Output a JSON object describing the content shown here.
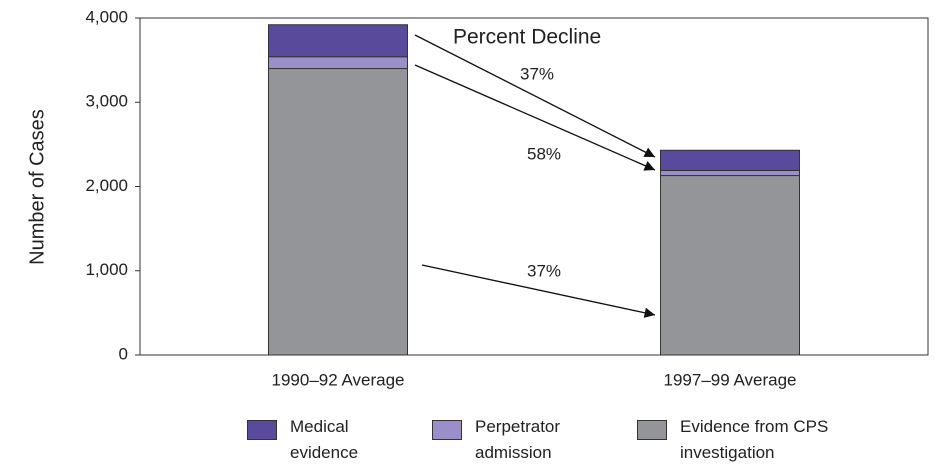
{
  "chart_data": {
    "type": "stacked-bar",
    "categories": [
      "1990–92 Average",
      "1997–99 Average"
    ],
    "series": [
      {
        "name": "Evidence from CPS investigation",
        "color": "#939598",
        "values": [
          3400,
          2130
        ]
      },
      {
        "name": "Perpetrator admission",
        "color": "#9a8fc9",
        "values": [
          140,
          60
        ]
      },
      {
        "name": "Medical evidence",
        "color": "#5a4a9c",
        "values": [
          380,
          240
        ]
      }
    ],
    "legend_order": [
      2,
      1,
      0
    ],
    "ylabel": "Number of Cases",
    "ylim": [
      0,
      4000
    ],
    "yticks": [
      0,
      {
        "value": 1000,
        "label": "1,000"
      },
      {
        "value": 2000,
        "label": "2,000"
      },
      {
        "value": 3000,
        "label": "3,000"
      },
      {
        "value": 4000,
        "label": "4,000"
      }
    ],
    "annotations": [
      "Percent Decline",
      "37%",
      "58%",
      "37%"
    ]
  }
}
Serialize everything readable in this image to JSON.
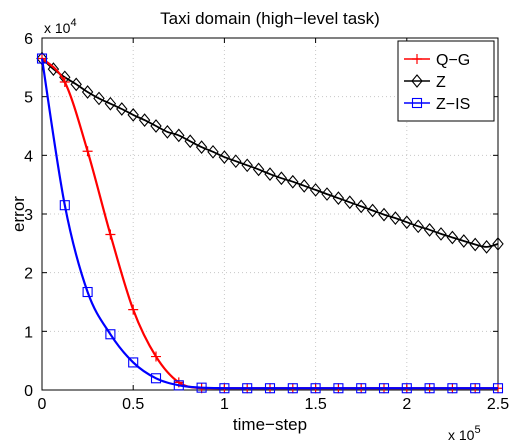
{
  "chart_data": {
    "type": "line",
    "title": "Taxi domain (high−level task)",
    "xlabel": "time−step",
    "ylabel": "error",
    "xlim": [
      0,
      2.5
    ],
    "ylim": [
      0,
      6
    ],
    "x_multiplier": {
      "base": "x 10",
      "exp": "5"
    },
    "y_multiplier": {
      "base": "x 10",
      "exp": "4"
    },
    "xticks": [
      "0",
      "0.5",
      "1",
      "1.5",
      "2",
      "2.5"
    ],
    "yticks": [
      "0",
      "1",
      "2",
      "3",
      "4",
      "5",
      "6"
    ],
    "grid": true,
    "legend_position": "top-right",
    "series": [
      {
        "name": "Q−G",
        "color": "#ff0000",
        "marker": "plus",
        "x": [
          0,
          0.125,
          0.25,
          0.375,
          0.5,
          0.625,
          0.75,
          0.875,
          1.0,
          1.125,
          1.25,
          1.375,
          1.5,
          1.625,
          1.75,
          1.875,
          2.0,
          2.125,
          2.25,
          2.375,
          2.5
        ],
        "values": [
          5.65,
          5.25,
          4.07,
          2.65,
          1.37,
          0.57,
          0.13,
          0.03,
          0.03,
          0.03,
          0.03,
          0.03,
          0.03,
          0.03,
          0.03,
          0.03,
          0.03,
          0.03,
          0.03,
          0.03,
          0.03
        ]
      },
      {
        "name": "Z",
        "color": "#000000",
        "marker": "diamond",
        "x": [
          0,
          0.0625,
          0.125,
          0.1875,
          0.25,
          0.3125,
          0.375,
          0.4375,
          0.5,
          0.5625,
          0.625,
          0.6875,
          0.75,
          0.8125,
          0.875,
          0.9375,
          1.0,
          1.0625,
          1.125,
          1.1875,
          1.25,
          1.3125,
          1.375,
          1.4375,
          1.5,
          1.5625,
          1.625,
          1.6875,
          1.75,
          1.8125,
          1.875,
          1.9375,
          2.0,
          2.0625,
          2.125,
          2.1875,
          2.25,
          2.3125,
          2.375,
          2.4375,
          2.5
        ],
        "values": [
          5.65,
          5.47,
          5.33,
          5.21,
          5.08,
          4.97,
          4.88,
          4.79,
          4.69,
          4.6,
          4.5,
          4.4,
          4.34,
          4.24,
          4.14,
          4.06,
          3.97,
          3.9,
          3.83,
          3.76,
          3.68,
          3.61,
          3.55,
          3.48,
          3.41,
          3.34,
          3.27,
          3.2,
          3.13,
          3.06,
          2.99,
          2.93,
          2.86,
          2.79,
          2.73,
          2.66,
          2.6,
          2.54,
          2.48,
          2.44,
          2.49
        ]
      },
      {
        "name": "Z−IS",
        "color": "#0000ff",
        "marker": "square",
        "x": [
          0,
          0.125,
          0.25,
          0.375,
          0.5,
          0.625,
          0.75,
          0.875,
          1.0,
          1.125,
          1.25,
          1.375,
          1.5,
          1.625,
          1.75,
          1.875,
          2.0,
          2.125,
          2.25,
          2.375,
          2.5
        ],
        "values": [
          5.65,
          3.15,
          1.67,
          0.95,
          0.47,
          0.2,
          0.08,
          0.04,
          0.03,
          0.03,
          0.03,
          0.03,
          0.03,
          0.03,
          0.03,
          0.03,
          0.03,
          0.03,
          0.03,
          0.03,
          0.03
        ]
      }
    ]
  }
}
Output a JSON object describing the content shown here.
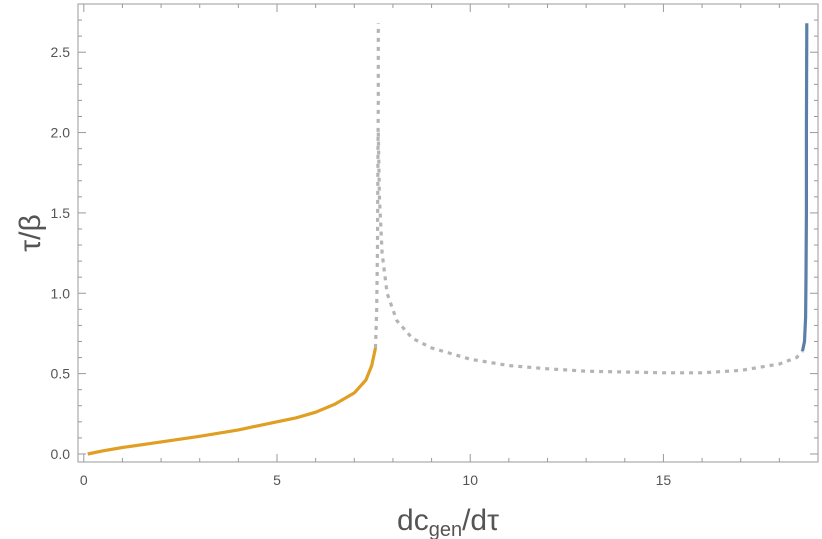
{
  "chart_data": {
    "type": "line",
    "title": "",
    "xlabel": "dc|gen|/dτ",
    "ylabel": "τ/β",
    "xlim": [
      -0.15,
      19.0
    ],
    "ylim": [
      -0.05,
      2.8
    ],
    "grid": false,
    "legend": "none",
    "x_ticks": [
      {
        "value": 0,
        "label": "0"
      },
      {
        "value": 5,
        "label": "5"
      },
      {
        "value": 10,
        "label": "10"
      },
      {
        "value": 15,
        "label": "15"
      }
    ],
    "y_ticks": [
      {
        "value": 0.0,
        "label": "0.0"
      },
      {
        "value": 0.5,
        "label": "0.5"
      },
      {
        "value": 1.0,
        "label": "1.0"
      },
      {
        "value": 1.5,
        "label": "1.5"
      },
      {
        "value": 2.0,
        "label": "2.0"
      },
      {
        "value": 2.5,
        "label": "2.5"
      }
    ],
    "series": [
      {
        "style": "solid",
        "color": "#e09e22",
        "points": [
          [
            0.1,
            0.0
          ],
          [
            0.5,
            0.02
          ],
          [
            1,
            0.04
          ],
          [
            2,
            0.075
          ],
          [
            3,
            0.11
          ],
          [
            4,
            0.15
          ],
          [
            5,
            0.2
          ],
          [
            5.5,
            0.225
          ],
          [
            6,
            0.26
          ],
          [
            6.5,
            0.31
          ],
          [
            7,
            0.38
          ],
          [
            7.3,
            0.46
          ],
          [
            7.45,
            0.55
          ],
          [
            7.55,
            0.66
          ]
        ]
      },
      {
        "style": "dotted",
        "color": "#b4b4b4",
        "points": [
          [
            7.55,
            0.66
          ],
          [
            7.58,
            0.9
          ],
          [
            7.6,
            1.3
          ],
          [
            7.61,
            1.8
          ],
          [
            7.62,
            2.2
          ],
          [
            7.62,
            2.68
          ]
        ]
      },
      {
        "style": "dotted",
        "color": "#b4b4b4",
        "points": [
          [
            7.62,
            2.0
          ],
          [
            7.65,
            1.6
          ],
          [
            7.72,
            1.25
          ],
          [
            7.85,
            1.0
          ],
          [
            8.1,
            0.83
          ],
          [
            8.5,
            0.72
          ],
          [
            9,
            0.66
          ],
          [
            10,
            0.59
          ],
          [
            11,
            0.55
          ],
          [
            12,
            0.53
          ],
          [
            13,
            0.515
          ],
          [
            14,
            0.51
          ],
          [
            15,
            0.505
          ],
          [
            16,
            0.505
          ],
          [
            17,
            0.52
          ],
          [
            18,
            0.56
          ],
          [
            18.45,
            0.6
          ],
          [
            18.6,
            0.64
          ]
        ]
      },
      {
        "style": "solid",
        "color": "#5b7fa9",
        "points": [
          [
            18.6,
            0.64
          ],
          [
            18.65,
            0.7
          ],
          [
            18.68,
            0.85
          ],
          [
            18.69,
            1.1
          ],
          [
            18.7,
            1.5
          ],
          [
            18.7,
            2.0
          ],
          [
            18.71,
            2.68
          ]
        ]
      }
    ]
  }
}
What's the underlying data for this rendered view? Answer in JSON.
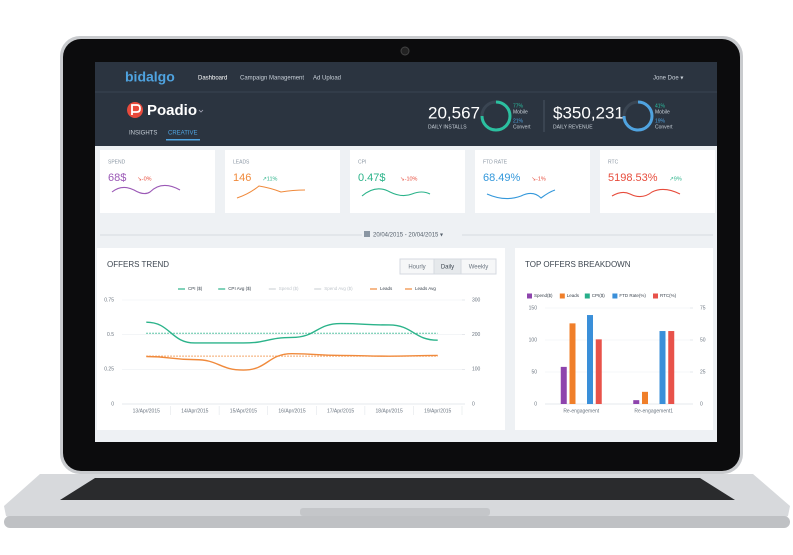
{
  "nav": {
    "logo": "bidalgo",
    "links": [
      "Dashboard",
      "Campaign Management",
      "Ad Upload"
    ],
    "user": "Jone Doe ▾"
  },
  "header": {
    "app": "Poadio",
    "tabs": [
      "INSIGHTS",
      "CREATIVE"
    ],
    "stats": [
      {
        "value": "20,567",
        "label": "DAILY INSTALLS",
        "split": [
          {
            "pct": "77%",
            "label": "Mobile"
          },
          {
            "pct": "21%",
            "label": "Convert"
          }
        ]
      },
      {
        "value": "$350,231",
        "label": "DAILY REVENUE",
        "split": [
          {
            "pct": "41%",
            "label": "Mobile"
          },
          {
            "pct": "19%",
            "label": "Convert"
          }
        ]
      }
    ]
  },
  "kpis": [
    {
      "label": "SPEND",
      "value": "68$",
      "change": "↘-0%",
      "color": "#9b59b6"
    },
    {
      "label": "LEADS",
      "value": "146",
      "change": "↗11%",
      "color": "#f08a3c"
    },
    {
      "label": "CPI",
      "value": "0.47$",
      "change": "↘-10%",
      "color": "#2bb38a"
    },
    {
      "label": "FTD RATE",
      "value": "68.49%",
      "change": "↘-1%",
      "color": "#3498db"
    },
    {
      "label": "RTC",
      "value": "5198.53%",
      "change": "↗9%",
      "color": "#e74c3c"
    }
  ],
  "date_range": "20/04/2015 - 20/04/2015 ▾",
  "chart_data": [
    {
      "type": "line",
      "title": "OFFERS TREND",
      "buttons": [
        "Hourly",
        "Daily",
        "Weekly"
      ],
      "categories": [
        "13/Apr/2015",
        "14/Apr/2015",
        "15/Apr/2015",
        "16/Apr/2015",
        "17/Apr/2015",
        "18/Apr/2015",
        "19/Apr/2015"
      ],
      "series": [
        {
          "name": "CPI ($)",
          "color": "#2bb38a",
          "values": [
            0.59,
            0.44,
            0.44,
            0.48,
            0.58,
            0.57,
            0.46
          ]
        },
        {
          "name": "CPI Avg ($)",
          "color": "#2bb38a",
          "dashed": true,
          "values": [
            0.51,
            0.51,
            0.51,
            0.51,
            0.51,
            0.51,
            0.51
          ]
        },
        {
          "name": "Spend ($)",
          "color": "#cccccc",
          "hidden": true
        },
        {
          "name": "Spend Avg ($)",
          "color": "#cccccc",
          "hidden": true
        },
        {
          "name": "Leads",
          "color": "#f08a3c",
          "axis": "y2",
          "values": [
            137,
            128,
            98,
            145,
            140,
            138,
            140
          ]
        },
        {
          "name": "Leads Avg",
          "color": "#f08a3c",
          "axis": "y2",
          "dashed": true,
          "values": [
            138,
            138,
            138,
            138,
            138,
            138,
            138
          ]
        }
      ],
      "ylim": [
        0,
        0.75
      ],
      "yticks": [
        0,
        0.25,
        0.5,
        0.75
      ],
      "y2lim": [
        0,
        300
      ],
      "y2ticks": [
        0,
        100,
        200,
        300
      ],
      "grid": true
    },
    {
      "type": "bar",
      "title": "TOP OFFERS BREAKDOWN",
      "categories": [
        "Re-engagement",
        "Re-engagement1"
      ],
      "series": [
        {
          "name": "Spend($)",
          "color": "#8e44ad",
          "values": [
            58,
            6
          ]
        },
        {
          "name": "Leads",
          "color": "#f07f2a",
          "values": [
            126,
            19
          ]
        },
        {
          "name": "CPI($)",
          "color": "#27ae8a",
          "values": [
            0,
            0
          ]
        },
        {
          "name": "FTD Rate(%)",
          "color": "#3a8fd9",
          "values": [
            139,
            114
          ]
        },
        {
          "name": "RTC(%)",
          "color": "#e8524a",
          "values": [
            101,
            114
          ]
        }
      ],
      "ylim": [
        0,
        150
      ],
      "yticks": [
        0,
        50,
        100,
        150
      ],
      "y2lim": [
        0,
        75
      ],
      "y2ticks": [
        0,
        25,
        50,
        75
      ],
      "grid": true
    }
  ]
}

» **SHORT PROBLEM**
Identify the lines in the entries above that contain "change", then copy them out.

» **RESULT FOR THIS TASK**
      "change": "↘-0%",
      "change": "↗11%",
      "change": "↘-10%",
      "change": "↘-1%",
      "change": "↗9%",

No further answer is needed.